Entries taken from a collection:

___

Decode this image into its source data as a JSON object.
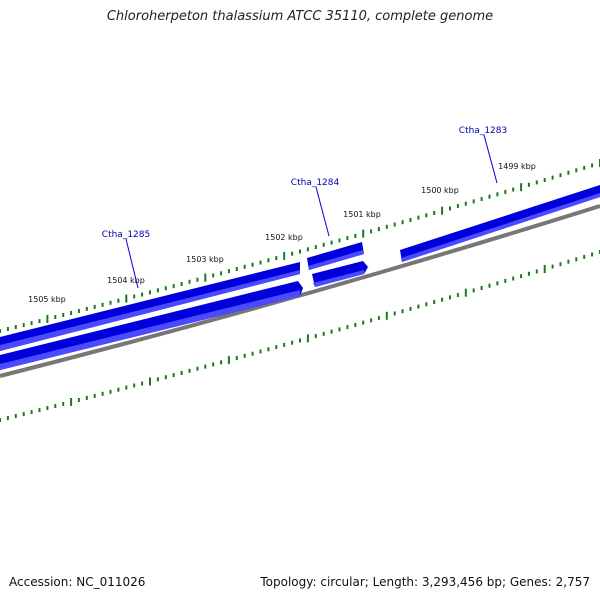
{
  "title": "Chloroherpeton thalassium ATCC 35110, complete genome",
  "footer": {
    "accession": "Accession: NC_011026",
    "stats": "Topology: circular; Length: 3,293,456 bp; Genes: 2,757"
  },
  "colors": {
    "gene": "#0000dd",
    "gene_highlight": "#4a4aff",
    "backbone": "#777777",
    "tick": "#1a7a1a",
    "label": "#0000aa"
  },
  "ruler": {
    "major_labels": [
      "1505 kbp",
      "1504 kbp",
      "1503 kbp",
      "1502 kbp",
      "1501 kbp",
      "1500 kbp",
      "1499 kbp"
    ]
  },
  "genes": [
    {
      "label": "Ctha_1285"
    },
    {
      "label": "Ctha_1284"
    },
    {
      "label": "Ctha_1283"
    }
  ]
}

___

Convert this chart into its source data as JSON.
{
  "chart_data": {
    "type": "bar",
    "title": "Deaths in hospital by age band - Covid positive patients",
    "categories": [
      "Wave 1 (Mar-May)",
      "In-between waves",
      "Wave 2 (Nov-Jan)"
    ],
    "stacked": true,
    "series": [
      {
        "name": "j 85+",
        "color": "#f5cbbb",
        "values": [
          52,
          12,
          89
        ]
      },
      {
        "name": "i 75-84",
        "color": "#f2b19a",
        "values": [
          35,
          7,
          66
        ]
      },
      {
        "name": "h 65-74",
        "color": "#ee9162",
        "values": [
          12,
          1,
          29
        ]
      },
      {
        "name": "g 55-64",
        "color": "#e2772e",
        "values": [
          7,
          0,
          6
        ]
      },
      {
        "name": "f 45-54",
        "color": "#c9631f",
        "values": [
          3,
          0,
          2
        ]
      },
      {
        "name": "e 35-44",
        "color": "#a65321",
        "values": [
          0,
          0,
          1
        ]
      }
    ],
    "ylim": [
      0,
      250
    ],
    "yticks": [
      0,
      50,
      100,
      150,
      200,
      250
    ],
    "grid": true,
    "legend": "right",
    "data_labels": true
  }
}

___

Scan the entries above for the string "source", and copy every line where it turns up.

• **YOUR SOLUTION**:
Decode this image into its source data as a JSON object.
Convert this chart into its source data as JSON.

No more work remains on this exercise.